● **Source extract**:
┌──

Can Idi Amin be rehabilitated?
The question is animating some in this East African country two decades after the death of one of Africa's most infamous leaders.
Amin, who took power by force in Uganda in 1971 and ruled until he was removed by armed groups of exiles in 1979, died in Saudi Arabia in 2003. His passing was barely acknowledged in Uganda, and some of Amin's supporters over the years have unsuccessfully lobbied for his remains to be returned home, underscoring his tainted legacy.
Ugandan President Yoweri Museveni, whose rebel group was among those that ousted Amin with the help of Tanzanian troops, regularly dismisses Amin, and once even described him as “a primitive dictator.” There are no monuments to Amin in Kampala, the capital, where not even a street is named after him.
But some Ugandans want to change that — not to emphasize Amin's tyrannical rule but to highlight any positive aspects of it, including what they say was his commitment to local industry as well as African solidarity. They have incited fierce debate over Amin's legacy at a time when many Ugandans are hungry for political change after nearly four decades of Museveni's presidency. Museveni, in power since 1986, has not said when he would retire.
The effort to memorialize Amin is led by a former lawmaker from Amin's home region who asserts that Amin was defamed by international reporters who sometimes falsified stories about him. He says Amin deserves a more balanced verdict but he faces resistance from those who say Amin should just be forgotten.

└──

● **Source excerpt**:
┌──

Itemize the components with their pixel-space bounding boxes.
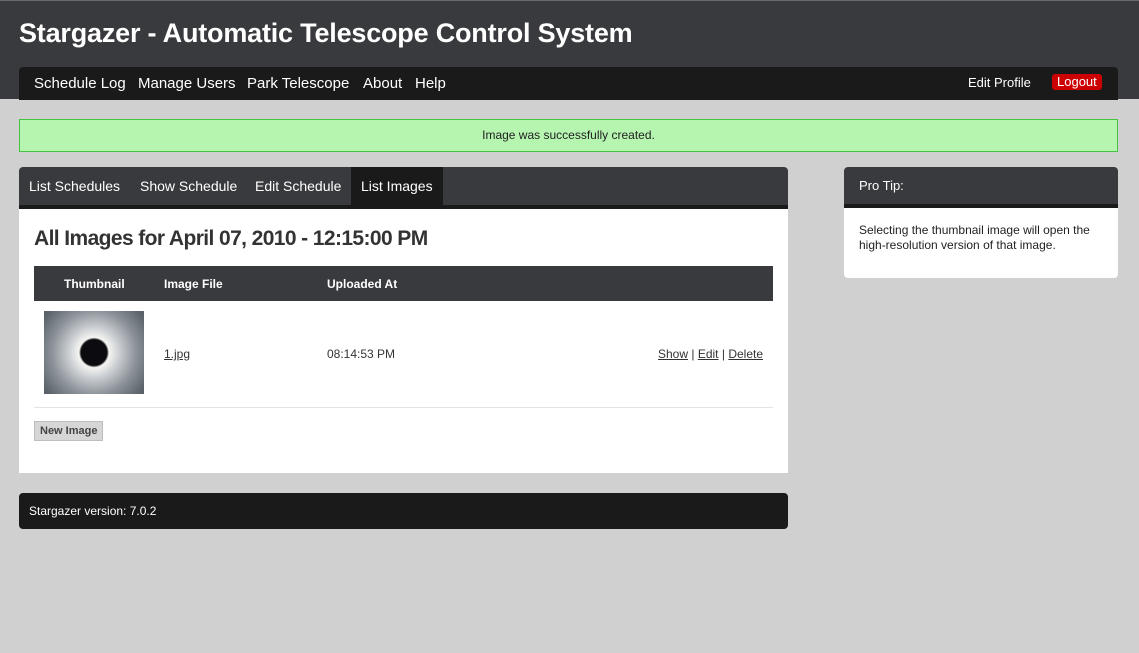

└──

● **What is asked**:
(A) Translate this sentence from the article on Idi Amin's legacy into Spanish: "Museveni, in power since 1986, has not said when he would retire."
(B) According to the article on Idi Amin's legacy, in which country did Amin die?
(C) Print the passage of the article on Idi Amin's legacy starting at "Amin, who took" and ending at "named after him.".
The lines have no role in this work.

● **Answers to each task**:
(A) Museveni, en el poder desde 1986, no ha dicho cuándo se retiraría.

(B) Saudi Arabia.

(C)
Amin, who took power by force in Uganda in 1971 and ruled until he was removed by armed groups of exiles in 1979, died in Saudi Arabia in 2003. His passing was barely acknowledged in Uganda, and some of Amin's supporters over the years have unsuccessfully lobbied for his remains to be returned home, underscoring his tainted legacy.
Ugandan President Yoweri Museveni, whose rebel group was among those that ousted Amin with the help of Tanzanian troops, regularly dismisses Amin, and once even described him as “a primitive dictator.” There are no monuments to Amin in Kampala, the capital, where not even a street is named after him.